- _EXCERPT TO READ_
......
Our concrete site for exploring these topics will be Schönenbach, an isolated mountain hamlet ("Vorsäss") in the Bregenzerwald, Austria, which, with its centuries' old homesteads and rural setting, is considered the "Wooden Acropolis" of the region. Home to the "Vorarlberger Barockbaumeister" that are renowned for their majestic churches in Einsiedeln, Weingarten, or St.Gallen, there also flourishes within the trajectory of the "Vorarlberger Baukünstler" an acclaimed building culture in the area today. Not without ambiguity trying to establish a "New Tradition," the current movement does not seek folkloristic mimicry in response to the wealth of vernacular examples but the critical and progressive evolution of the old by respecting its inner principles and sensitive adaption to the natural environment. Simultaneously, the territorial, "ruralistic" structure of the Bregenzerwald, with its patchwork of solitary farms and small villages, all demonstrating self-reliance and economy of means, serves as a laboratory condition for non-densification in the Anthropocene.
......
- _YOUR OBJECTIVE_
Please say what the Schönenbach passage says the hamlet is considered to be within its region. This work has nothing to do with the listing.
......
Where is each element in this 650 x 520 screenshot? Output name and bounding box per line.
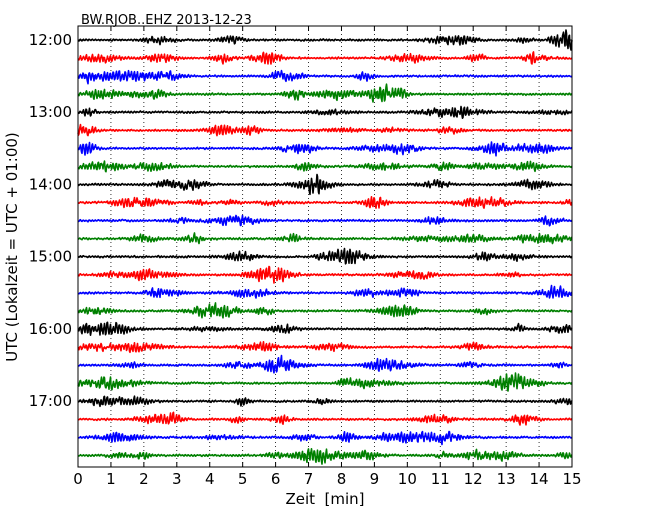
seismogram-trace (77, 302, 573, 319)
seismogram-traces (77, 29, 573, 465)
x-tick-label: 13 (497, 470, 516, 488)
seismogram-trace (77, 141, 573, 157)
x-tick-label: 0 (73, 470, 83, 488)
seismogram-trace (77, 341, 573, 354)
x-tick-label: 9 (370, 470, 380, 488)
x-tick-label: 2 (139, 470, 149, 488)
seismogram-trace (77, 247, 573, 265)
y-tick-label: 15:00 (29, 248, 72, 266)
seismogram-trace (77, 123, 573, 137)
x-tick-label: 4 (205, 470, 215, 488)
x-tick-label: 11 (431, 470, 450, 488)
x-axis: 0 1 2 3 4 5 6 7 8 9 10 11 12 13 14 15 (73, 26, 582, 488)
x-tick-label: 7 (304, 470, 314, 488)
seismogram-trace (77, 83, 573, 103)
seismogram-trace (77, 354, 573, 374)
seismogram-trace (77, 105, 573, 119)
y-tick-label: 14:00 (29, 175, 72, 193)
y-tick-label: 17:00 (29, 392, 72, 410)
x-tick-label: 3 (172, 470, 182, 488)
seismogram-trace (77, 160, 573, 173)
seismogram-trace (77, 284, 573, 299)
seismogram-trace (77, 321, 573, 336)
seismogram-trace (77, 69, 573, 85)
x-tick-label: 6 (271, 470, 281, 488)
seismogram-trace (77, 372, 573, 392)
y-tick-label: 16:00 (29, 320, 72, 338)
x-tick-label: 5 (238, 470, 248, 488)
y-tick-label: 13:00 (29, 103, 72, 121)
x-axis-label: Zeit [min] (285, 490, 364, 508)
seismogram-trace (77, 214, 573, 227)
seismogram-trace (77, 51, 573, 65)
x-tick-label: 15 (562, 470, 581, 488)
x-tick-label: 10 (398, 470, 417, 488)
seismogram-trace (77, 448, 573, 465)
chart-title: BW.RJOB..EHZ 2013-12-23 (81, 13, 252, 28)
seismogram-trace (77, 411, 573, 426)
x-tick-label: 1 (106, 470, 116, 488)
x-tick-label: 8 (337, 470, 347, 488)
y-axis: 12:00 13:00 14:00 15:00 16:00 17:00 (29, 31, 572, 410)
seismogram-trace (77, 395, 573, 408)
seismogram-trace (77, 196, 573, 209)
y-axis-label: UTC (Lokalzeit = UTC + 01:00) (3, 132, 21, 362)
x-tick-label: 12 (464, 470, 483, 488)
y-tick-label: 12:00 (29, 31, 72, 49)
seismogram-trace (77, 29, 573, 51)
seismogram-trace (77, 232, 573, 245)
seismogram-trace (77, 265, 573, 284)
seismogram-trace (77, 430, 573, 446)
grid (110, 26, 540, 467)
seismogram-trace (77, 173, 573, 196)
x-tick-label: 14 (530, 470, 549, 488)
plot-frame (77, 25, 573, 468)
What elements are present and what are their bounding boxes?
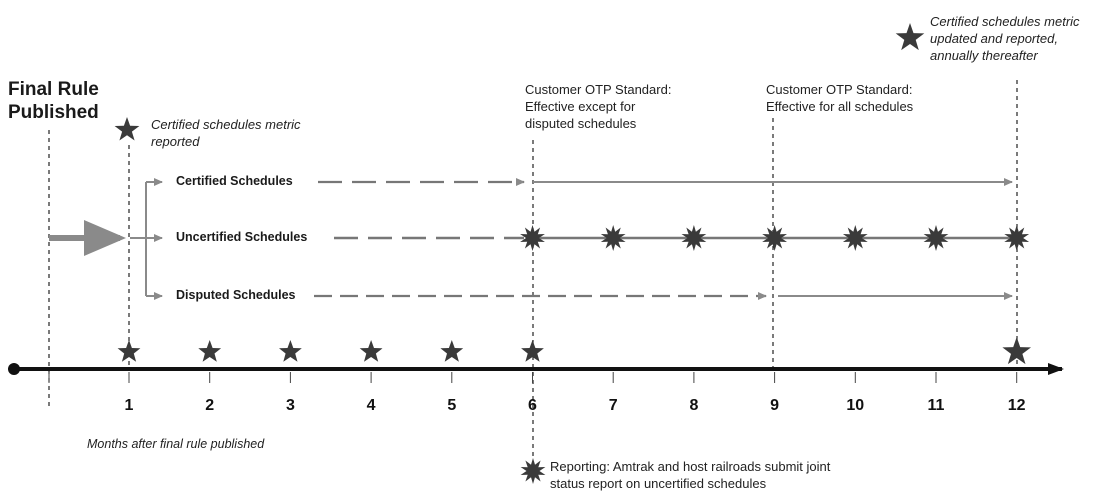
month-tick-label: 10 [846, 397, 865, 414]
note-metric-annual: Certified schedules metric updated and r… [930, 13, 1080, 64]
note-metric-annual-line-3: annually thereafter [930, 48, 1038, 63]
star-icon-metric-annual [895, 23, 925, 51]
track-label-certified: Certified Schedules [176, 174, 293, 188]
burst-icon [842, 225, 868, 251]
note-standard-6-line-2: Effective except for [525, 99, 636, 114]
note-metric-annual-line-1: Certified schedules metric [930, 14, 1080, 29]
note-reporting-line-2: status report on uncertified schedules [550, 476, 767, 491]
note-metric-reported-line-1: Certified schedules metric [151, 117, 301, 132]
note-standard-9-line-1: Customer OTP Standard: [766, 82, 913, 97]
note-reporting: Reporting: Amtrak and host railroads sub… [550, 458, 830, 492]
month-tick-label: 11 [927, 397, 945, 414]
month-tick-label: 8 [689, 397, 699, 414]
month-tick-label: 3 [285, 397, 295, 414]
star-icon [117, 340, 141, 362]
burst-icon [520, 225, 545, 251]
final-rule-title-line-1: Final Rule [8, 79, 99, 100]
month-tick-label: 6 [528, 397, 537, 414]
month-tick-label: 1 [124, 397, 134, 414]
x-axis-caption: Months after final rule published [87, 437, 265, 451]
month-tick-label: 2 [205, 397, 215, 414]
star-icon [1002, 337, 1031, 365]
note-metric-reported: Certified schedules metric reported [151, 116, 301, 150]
......
- _TASK RESPONSE_
It is considered the "Wooden Acropolis" of the region.